**Written exercise**: Your task is to copy every line of the records below that contains "orange".

**********

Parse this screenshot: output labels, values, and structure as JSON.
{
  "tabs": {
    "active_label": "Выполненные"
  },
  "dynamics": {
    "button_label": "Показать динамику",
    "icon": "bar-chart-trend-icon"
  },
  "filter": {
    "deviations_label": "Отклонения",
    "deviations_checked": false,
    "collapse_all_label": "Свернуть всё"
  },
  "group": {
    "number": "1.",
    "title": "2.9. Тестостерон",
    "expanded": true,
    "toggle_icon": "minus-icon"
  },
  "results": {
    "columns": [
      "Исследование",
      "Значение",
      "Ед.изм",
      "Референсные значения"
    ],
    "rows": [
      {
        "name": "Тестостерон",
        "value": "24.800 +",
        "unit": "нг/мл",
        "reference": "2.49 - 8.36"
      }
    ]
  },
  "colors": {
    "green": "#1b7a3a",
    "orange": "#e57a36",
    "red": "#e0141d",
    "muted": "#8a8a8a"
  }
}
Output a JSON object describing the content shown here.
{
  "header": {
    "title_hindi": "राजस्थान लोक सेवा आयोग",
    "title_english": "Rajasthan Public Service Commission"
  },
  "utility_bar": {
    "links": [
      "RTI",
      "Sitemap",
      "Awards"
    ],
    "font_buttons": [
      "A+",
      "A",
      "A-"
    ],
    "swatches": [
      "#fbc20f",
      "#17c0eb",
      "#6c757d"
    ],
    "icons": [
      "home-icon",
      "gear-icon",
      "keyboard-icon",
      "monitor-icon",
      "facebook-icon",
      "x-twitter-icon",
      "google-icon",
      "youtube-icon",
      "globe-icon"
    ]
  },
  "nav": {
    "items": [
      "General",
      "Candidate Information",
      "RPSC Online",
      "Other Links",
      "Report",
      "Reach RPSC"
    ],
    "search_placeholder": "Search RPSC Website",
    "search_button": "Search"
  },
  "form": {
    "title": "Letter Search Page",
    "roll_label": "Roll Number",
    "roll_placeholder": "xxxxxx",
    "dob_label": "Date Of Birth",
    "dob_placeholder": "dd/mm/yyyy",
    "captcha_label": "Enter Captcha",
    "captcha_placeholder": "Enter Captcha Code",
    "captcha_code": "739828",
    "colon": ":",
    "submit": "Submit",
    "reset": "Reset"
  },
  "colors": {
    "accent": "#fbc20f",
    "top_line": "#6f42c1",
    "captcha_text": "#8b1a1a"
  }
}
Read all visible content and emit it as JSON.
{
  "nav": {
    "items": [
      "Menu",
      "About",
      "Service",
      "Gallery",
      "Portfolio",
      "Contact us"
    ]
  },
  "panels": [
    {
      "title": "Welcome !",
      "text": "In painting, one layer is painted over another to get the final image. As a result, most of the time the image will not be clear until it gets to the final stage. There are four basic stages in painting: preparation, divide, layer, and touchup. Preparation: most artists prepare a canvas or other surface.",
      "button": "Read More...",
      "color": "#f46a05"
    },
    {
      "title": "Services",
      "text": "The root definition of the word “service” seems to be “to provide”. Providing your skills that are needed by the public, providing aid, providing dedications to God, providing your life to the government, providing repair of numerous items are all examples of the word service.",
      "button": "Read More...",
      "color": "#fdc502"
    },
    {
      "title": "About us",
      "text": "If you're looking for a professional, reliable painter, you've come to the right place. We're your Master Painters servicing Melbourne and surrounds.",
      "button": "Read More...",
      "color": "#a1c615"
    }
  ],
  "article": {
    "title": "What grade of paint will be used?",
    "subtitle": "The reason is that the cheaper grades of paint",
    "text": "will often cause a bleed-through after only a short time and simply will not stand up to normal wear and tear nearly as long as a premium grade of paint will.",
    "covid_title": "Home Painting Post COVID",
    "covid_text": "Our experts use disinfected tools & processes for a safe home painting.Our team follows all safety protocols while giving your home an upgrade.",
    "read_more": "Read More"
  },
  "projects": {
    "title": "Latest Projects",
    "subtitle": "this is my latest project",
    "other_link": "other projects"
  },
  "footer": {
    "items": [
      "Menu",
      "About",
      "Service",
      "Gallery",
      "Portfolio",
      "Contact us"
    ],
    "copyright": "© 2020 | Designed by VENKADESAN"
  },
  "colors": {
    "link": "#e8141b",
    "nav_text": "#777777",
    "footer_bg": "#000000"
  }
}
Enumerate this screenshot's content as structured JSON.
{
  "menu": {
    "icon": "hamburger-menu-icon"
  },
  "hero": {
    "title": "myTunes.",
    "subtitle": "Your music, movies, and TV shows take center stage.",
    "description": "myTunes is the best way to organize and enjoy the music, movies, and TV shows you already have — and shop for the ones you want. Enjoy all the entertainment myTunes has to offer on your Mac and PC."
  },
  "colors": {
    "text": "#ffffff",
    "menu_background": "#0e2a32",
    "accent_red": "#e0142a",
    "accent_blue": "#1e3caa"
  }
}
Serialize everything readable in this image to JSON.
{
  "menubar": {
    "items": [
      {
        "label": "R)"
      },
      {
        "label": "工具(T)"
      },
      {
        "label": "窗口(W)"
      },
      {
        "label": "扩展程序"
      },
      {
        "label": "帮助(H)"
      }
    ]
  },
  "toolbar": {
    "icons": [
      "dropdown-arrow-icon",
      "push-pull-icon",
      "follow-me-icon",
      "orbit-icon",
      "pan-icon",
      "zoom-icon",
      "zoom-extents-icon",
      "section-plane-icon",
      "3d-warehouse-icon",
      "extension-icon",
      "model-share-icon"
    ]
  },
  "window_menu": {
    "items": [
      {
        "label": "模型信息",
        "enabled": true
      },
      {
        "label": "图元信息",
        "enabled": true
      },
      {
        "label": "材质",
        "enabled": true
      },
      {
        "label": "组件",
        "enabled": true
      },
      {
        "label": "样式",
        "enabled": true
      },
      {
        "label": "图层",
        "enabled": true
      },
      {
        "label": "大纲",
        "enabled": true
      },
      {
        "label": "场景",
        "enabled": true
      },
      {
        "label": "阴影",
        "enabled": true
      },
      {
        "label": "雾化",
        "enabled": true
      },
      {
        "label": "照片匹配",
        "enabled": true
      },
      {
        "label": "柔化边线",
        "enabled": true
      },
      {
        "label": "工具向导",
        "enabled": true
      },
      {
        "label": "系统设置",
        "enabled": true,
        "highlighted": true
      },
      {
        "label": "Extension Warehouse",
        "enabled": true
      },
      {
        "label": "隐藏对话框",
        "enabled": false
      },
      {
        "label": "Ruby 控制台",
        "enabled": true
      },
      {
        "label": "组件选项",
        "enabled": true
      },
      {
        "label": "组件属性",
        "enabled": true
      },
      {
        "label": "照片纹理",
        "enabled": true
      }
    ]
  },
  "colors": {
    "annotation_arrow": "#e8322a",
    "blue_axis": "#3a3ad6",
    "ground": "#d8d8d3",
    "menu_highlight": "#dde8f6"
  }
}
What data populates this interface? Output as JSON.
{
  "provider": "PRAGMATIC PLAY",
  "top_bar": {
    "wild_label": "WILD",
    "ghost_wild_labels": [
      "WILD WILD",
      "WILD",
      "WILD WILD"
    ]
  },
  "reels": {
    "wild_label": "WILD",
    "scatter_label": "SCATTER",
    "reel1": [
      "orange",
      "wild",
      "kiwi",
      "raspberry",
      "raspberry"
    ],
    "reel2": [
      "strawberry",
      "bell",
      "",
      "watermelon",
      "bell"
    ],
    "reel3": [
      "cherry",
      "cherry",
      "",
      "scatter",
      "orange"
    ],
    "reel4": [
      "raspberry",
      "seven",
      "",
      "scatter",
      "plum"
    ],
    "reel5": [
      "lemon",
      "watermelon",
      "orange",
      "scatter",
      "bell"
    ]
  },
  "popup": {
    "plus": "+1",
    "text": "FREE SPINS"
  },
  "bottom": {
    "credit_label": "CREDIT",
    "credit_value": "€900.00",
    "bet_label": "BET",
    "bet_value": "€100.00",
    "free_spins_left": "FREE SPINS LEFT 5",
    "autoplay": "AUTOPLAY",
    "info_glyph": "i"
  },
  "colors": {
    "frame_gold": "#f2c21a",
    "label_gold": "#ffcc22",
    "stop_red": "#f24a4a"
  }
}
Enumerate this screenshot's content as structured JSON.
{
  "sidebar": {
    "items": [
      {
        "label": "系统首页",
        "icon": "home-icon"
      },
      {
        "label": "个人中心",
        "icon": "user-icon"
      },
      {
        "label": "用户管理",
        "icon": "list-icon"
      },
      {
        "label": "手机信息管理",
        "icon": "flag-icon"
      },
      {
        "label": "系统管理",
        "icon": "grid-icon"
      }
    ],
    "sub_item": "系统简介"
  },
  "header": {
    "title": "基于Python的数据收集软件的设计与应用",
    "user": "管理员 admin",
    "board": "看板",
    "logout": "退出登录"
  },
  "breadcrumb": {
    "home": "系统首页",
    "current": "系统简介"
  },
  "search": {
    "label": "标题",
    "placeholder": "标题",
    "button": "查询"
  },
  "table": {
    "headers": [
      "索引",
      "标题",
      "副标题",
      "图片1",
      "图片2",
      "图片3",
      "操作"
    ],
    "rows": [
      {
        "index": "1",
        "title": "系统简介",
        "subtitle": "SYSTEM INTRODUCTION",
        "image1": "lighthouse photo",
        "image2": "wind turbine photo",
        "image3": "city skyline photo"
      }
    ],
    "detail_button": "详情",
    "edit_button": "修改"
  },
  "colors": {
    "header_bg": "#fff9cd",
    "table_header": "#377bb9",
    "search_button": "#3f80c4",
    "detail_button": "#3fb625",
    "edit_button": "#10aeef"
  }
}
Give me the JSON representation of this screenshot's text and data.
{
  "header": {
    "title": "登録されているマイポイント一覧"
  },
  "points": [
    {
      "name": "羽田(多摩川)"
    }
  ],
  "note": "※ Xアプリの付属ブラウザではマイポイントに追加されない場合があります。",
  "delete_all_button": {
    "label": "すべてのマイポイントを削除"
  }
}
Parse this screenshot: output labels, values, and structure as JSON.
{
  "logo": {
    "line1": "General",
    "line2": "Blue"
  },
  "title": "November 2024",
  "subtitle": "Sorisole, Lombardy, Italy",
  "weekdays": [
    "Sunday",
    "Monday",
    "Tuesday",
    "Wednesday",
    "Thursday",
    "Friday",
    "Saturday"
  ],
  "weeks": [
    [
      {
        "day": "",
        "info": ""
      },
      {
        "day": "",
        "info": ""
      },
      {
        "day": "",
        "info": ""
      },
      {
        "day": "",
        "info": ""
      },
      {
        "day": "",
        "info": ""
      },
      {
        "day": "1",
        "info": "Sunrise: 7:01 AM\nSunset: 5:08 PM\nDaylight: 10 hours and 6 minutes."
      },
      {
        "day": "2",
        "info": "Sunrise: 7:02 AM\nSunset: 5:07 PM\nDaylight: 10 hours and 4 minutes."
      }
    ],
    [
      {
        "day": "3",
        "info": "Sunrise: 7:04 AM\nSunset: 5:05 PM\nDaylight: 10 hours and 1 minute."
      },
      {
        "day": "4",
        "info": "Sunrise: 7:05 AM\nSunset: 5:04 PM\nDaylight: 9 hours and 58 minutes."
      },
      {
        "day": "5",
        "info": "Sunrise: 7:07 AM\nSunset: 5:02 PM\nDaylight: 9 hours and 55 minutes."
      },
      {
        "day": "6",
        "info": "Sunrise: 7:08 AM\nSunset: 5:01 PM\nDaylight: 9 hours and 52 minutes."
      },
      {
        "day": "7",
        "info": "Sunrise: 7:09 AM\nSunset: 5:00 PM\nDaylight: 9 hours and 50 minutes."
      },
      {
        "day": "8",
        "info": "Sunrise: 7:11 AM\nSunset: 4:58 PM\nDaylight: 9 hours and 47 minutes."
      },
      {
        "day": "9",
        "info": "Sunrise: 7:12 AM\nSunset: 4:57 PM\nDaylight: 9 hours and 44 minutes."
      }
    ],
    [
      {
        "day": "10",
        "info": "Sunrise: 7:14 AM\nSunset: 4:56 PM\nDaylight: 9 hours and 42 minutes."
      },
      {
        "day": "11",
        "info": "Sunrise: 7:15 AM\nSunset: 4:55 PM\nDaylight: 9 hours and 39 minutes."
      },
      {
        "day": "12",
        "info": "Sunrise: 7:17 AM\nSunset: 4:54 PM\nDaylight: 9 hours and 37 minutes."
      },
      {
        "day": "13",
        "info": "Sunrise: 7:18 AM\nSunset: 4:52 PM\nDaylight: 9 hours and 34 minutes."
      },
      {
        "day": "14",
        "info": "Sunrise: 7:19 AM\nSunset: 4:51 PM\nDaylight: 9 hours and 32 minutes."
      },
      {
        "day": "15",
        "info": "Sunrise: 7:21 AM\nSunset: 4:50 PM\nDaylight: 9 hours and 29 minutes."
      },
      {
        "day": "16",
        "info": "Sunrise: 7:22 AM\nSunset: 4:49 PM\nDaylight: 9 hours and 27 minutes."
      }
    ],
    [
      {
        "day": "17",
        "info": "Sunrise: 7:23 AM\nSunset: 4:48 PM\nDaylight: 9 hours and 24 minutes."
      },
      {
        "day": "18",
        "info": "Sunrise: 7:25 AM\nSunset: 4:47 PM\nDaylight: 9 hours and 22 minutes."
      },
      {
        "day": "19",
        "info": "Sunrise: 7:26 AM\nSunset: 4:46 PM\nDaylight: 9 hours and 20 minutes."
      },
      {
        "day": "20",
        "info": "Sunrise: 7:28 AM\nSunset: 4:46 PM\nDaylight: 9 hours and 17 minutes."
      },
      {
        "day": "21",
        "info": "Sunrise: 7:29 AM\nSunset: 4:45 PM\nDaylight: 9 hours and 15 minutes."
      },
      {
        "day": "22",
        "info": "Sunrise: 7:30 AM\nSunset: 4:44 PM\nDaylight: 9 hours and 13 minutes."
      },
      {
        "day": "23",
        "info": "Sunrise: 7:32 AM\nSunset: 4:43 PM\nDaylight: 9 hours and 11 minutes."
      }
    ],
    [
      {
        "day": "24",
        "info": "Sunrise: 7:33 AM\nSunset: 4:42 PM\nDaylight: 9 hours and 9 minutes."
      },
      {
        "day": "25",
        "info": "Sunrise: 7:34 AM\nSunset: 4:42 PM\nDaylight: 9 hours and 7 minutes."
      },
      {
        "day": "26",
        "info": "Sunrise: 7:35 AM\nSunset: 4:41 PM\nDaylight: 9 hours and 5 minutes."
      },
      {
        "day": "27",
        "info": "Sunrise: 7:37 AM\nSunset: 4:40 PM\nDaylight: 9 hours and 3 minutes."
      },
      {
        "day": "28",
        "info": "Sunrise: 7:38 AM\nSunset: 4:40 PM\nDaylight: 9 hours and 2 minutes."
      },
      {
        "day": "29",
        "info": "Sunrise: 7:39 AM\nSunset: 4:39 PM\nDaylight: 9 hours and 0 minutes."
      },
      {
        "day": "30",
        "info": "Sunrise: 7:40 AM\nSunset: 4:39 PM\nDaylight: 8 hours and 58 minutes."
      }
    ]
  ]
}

**********

**Written response**:
    "orange": "#e57a36",
      "orange",
      "orange"
      "orange",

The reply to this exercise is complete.